━━ TASK INPUT
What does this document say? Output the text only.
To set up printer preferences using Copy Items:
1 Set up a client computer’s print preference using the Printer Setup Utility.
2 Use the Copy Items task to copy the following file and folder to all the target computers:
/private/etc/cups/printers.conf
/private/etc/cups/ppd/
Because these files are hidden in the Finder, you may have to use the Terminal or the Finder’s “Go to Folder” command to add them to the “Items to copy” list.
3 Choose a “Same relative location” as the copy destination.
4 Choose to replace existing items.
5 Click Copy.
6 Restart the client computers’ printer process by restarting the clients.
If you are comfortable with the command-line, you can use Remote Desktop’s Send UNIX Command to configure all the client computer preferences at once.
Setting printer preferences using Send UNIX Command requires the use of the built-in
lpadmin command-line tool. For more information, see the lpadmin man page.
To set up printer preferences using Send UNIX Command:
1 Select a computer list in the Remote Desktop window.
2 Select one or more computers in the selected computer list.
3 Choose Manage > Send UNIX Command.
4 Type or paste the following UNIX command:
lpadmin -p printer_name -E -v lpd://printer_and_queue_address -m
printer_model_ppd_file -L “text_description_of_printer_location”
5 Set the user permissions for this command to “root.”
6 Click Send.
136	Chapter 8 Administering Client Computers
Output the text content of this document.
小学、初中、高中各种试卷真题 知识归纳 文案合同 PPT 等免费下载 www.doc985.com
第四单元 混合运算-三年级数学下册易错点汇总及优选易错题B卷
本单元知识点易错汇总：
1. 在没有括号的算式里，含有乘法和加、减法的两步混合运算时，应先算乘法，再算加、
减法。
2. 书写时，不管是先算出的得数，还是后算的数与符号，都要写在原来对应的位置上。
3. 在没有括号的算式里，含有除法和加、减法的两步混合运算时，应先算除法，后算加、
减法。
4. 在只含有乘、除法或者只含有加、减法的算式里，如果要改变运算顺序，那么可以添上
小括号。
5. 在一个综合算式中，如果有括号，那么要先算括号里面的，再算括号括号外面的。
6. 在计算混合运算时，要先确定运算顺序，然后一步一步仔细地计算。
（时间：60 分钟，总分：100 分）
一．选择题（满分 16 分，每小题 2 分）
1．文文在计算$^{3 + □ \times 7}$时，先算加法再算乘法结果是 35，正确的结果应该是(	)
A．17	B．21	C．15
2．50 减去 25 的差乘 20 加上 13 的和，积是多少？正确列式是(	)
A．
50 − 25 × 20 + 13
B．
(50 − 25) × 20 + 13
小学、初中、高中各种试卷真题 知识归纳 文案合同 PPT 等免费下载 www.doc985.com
━━━━
WORK TO COMPLETE. Copy every line from the records above that contains the word "following".

RESPONSE.
2 Use the Copy Items task to copy the following file and folder to all the target computers:
4 Type or paste the following UNIX command:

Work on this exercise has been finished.